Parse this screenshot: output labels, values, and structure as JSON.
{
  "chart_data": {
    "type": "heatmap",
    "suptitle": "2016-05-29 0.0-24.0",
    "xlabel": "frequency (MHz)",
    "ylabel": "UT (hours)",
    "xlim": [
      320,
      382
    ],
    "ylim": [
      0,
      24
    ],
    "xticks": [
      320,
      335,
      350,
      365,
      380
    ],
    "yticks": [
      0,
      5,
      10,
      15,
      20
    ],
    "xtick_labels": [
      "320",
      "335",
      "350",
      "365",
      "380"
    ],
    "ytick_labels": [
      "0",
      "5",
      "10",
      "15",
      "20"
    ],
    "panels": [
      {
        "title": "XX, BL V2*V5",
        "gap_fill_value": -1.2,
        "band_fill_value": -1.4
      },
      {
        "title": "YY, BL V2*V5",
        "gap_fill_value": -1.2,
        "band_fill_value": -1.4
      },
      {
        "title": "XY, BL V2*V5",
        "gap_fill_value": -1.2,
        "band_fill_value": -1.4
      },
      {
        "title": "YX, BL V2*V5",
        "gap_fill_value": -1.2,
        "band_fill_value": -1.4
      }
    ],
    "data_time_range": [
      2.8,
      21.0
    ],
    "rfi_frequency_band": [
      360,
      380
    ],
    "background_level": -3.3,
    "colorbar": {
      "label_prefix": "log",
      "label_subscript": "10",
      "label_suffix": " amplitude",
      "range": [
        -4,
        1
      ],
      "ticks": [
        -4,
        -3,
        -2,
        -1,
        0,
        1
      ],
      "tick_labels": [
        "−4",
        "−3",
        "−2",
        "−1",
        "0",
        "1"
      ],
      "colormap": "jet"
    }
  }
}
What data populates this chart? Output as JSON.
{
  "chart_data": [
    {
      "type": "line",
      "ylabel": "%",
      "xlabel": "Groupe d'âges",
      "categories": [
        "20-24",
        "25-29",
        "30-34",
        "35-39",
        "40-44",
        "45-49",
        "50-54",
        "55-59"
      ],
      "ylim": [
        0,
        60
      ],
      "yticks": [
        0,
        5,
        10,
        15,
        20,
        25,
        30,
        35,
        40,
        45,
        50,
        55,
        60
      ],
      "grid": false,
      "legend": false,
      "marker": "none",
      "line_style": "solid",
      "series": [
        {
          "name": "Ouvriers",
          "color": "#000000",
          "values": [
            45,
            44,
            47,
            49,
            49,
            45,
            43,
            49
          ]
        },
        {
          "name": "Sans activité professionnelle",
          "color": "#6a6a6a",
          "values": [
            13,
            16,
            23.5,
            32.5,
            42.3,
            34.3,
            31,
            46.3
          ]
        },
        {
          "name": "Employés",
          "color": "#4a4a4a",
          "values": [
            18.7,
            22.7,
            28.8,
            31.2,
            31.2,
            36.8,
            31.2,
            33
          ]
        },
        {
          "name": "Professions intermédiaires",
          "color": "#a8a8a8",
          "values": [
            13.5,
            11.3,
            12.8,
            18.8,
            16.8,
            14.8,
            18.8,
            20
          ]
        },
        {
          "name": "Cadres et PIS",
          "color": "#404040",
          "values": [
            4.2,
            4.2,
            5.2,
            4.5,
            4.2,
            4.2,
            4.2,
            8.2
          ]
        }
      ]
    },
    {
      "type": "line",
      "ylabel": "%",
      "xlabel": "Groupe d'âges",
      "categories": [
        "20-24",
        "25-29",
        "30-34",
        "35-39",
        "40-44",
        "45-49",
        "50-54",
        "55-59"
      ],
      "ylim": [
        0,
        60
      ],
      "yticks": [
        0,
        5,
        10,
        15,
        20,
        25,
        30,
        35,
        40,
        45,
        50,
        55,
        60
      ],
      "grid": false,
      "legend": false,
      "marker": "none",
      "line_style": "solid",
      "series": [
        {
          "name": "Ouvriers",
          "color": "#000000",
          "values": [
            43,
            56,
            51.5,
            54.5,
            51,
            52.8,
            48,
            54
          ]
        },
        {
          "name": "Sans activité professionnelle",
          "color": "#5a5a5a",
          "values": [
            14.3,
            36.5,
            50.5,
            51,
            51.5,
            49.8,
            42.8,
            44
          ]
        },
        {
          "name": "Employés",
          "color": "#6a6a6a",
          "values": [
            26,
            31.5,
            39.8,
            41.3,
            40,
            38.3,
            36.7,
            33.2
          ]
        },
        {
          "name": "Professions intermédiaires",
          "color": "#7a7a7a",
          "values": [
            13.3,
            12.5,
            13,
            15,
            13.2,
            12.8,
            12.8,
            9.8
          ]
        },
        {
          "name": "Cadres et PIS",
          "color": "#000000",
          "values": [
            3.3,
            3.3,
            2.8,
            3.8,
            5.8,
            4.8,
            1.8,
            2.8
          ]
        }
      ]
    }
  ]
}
----------
▸ **Exercise task**
Each entry above is to be quoted exactly.

▸ **Response to the task**
Parse this screenshot: output labels, values, and structure as JSON.
{
  "chart_data": {
    "type": "heatmap",
    "suptitle": "2016-05-29 0.0-24.0",
    "xlabel": "frequency (MHz)",
    "ylabel": "UT (hours)",
    "xlim": [
      320,
      382
    ],
    "ylim": [
      0,
      24
    ],
    "xticks": [
      320,
      335,
      350,
      365,
      380
    ],
    "yticks": [
      0,
      5,
      10,
      15,
      20
    ],
    "xtick_labels": [
      "320",
      "335",
      "350",
      "365",
      "380"
    ],
    "ytick_labels": [
      "0",
      "5",
      "10",
      "15",
      "20"
    ],
    "panels": [
      {
        "title": "XX, BL V2*V5",
        "gap_fill_value": -1.2,
        "band_fill_value": -1.4
      },
      {
        "title": "YY, BL V2*V5",
        "gap_fill_value": -1.2,
        "band_fill_value": -1.4
      },
      {
        "title": "XY, BL V2*V5",
        "gap_fill_value": -1.2,
        "band_fill_value": -1.4
      },
      {
        "title": "YX, BL V2*V5",
        "gap_fill_value": -1.2,
        "band_fill_value": -1.4
      }
    ],
    "data_time_range": [
      2.8,
      21.0
    ],
    "rfi_frequency_band": [
      360,
      380
    ],
    "background_level": -3.3,
    "colorbar": {
      "label_prefix": "log",
      "label_subscript": "10",
      "label_suffix": " amplitude",
      "range": [
        -4,
        1
      ],
      "ticks": [
        -4,
        -3,
        -2,
        -1,
        0,
        1
      ],
      "tick_labels": [
        "−4",
        "−3",
        "−2",
        "−1",
        "0",
        "1"
      ],
      "colormap": "jet"
    }
  }
}
What data populates this chart? Output as JSON.
{
  "chart_data": [
    {
      "type": "line",
      "ylabel": "%",
      "xlabel": "Groupe d'âges",
      "categories": [
        "20-24",
        "25-29",
        "30-34",
        "35-39",
        "40-44",
        "45-49",
        "50-54",
        "55-59"
      ],
      "ylim": [
        0,
        60
      ],
      "yticks": [
        0,
        5,
        10,
        15,
        20,
        25,
        30,
        35,
        40,
        45,
        50,
        55,
        60
      ],
      "grid": false,
      "legend": false,
      "marker": "none",
      "line_style": "solid",
      "series": [
        {
          "name": "Ouvriers",
          "color": "#000000",
          "values": [
            45,
            44,
            47,
            49,
            49,
            45,
            43,
            49
          ]
        },
        {
          "name": "Sans activité professionnelle",
          "color": "#6a6a6a",
          "values": [
            13,
            16,
            23.5,
            32.5,
            42.3,
            34.3,
            31,
            46.3
          ]
        },
        {
          "name": "Employés",
          "color": "#4a4a4a",
          "values": [
            18.7,
            22.7,
            28.8,
            31.2,
            31.2,
            36.8,
            31.2,
            33
          ]
        },
        {
          "name": "Professions intermédiaires",
          "color": "#a8a8a8",
          "values": [
            13.5,
            11.3,
            12.8,
            18.8,
            16.8,
            14.8,
            18.8,
            20
          ]
        },
        {
          "name": "Cadres et PIS",
          "color": "#404040",
          "values": [
            4.2,
            4.2,
            5.2,
            4.5,
            4.2,
            4.2,
            4.2,
            8.2
          ]
        }
      ]
    },
    {
      "type": "line",
      "ylabel": "%",
      "xlabel": "Groupe d'âges",
      "categories": [
        "20-24",
        "25-29",
        "30-34",
        "35-39",
        "40-44",
        "45-49",
        "50-54",
        "55-59"
      ],
      "ylim": [
        0,
        60
      ],
      "yticks": [
        0,
        5,
        10,
        15,
        20,
        25,
        30,
        35,
        40,
        45,
        50,
        55,
        60
      ],
      "grid": false,
      "legend": false,
      "marker": "none",
      "line_style": "solid",
      "series": [
        {
          "name": "Ouvriers",
          "color": "#000000",
          "values": [
            43,
            56,
            51.5,
            54.5,
            51,
            52.8,
            48,
            54
          ]
        },
        {
          "name": "Sans activité professionnelle",
          "color": "#5a5a5a",
          "values": [
            14.3,
            36.5,
            50.5,
            51,
            51.5,
            49.8,
            42.8,
            44
          ]
        },
        {
          "name": "Employés",
          "color": "#6a6a6a",
          "values": [
            26,
            31.5,
            39.8,
            41.3,
            40,
            38.3,
            36.7,
            33.2
          ]
        },
        {
          "name": "Professions intermédiaires",
          "color": "#7a7a7a",
          "values": [
            13.3,
            12.5,
            13,
            15,
            13.2,
            12.8,
            12.8,
            9.8
          ]
        },
        {
          "name": "Cadres et PIS",
          "color": "#000000",
          "values": [
            3.3,
            3.3,
            2.8,
            3.8,
            5.8,
            4.8,
            1.8,
            2.8
          ]
        }
      ]
    }
  ]
}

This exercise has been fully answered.